**GIVEN TASK**
Copy out each line in the material below that has the word "varie".

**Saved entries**
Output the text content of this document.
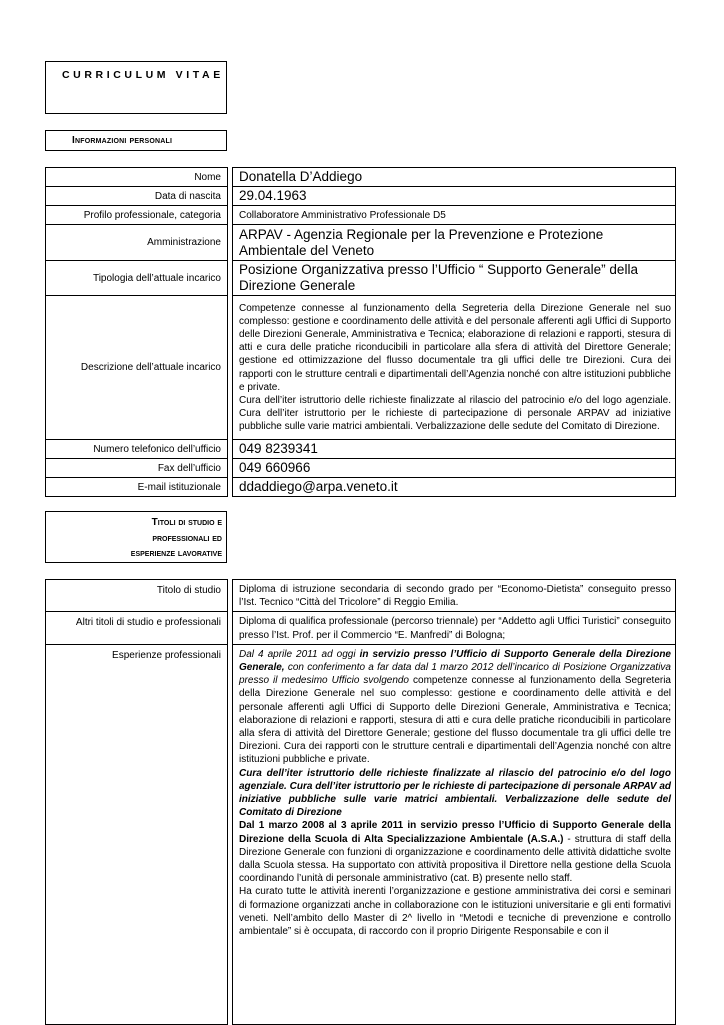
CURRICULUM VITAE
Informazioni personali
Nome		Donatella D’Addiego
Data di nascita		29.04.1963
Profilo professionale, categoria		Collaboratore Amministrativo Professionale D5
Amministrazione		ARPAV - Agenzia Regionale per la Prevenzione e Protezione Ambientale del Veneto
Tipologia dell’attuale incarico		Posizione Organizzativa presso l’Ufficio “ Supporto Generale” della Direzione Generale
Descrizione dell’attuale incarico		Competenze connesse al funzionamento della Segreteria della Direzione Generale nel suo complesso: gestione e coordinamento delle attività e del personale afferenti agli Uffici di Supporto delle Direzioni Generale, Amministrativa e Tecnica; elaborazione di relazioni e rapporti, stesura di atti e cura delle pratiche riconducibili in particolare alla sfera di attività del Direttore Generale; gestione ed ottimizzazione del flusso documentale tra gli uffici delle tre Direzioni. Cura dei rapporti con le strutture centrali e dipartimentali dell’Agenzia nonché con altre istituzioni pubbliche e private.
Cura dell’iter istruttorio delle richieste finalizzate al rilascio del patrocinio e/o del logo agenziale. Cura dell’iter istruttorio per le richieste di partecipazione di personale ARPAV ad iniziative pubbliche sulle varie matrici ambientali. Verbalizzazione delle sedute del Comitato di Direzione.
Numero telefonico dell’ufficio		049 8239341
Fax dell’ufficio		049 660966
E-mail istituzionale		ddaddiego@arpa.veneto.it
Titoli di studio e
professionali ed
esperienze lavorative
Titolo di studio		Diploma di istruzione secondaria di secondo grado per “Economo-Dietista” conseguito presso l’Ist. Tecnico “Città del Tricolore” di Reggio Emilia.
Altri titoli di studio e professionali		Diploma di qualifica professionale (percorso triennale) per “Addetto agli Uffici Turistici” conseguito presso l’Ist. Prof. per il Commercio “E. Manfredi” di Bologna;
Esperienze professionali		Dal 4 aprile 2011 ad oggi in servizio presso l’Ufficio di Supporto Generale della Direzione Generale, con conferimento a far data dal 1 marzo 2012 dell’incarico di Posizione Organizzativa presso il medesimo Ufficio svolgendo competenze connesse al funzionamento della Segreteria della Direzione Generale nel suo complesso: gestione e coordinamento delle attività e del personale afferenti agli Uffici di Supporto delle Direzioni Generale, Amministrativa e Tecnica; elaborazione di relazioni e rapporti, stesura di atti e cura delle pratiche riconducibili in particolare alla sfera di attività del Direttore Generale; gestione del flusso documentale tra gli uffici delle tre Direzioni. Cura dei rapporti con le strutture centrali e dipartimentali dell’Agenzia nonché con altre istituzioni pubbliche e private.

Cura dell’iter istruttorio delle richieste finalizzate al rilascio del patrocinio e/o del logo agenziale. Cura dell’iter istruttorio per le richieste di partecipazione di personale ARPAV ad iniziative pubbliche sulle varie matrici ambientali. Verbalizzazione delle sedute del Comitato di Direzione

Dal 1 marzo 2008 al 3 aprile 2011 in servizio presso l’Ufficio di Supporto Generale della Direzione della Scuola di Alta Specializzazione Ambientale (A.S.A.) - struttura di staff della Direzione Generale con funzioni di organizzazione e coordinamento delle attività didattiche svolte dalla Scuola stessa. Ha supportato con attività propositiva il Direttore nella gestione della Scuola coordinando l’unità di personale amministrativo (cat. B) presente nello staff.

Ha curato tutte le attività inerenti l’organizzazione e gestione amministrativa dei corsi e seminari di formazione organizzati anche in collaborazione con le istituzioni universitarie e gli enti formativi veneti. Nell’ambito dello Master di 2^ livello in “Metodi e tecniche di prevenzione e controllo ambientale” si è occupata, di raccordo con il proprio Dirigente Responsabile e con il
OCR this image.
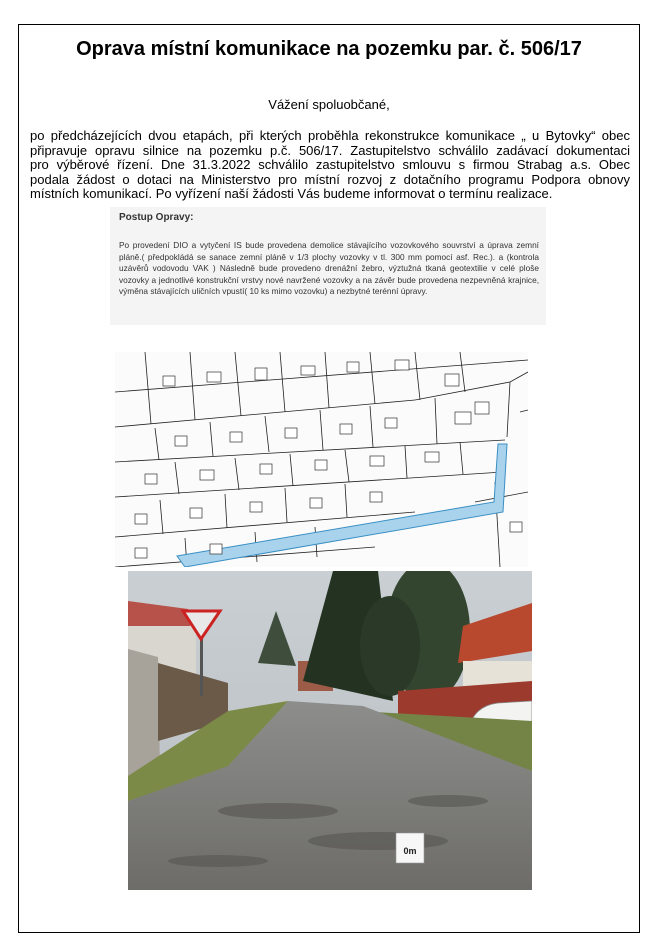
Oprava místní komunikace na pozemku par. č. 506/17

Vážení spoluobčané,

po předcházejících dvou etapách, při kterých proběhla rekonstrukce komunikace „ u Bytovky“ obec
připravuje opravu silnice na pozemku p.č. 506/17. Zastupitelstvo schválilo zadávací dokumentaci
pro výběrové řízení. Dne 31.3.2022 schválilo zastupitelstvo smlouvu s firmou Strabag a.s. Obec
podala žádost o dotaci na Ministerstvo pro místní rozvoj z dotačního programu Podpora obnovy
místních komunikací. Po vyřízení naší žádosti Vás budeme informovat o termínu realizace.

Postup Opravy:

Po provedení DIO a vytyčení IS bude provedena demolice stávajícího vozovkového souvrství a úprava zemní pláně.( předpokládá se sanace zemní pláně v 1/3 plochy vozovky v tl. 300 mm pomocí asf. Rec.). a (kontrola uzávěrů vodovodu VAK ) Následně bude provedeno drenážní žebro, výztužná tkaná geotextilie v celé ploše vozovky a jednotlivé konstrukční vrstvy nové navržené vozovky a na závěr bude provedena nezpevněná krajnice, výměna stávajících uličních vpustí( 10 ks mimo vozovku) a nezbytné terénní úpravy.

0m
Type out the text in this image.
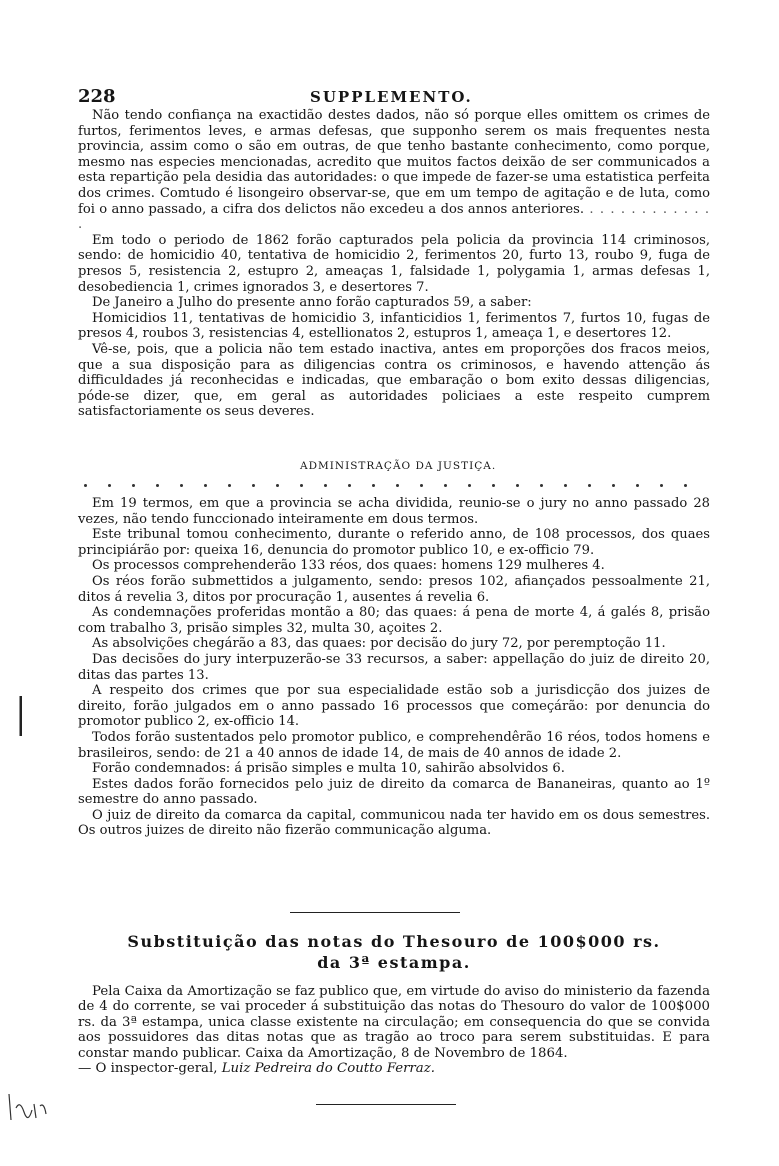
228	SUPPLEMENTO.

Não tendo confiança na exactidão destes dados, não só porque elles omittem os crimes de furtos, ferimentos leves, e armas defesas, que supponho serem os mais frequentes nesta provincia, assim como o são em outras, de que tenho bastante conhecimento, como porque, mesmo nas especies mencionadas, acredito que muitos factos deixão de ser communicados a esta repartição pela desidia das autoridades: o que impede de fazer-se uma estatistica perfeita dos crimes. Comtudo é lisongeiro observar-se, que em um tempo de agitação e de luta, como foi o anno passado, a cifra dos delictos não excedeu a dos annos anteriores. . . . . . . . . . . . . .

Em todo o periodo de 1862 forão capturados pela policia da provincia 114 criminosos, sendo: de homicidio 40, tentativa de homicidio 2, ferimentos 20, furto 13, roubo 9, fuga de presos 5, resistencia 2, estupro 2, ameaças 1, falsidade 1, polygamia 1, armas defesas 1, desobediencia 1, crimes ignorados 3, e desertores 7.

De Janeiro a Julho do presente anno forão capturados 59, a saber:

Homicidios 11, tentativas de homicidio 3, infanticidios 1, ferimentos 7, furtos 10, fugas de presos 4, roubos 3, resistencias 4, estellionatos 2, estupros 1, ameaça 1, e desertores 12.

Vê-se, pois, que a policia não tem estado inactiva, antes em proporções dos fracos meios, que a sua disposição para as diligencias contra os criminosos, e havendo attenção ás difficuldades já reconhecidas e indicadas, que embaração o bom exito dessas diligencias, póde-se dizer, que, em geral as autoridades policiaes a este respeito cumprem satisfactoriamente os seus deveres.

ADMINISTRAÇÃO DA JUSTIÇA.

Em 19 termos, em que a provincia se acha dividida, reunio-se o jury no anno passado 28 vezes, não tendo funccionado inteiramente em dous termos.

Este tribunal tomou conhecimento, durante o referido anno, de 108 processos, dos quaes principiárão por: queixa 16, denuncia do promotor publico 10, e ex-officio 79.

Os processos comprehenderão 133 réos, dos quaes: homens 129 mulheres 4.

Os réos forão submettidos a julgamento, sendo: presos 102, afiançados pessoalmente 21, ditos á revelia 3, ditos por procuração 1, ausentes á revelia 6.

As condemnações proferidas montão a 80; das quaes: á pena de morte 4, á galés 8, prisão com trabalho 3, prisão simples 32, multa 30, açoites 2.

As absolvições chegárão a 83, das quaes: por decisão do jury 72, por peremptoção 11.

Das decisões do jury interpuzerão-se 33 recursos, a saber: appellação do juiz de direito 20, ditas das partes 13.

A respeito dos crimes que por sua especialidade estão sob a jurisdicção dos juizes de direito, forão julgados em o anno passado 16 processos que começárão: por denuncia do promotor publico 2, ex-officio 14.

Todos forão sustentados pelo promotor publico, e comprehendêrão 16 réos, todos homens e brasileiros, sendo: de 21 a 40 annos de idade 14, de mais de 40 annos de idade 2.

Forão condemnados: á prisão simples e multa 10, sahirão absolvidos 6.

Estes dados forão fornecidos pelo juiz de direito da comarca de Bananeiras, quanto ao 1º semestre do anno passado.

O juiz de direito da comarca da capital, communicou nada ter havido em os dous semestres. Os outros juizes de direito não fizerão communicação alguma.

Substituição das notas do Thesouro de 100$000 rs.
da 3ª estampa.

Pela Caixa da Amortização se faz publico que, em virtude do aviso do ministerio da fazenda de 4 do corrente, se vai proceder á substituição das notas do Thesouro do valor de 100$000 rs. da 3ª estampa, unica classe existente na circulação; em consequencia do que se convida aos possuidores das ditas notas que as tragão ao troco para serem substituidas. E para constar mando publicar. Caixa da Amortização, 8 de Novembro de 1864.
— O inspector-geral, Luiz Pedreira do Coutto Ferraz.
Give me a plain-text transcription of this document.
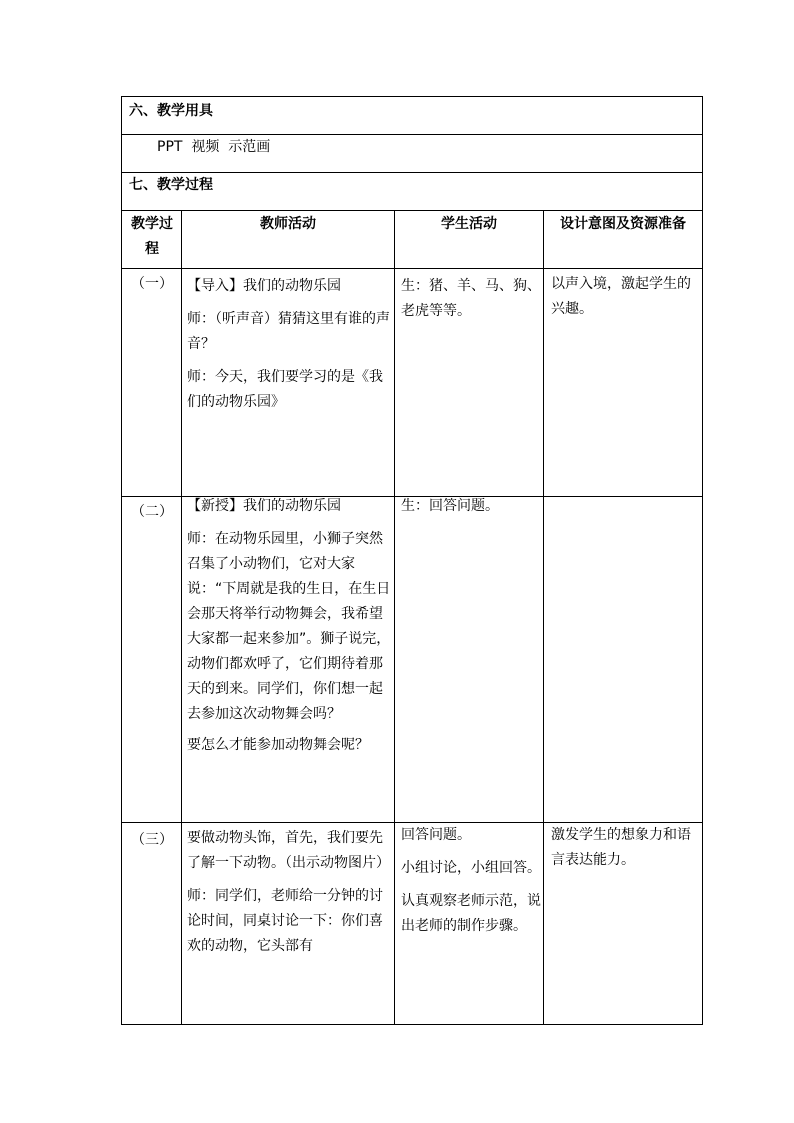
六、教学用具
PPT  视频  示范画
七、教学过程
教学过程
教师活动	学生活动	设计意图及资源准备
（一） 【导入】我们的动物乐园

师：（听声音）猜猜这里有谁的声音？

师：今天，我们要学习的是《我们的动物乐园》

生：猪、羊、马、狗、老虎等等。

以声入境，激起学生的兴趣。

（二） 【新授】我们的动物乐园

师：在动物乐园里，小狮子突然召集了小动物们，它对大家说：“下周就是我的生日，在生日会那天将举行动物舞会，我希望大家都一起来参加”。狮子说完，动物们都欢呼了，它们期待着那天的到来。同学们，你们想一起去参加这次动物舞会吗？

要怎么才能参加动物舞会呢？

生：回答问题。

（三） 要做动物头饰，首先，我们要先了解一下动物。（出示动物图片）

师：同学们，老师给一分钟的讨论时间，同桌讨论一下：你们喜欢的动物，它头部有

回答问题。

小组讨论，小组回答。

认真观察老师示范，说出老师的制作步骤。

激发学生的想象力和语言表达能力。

**EXERCISE ANSWER**
Cura dell’iter istruttorio delle richieste finalizzate al rilascio del patrocinio e/o del logo agenziale. Cura dell’iter istruttorio per le richieste di partecipazione di personale ARPAV ad iniziative pubbliche sulle varie matrici ambientali. Verbalizzazione delle sedute del Comitato di Direzione.
Cura dell’iter istruttorio delle richieste finalizzate al rilascio del patrocinio e/o del logo agenziale. Cura dell’iter istruttorio per le richieste di partecipazione di personale ARPAV ad iniziative pubbliche sulle varie matrici ambientali. Verbalizzazione delle sedute del Comitato di Direzione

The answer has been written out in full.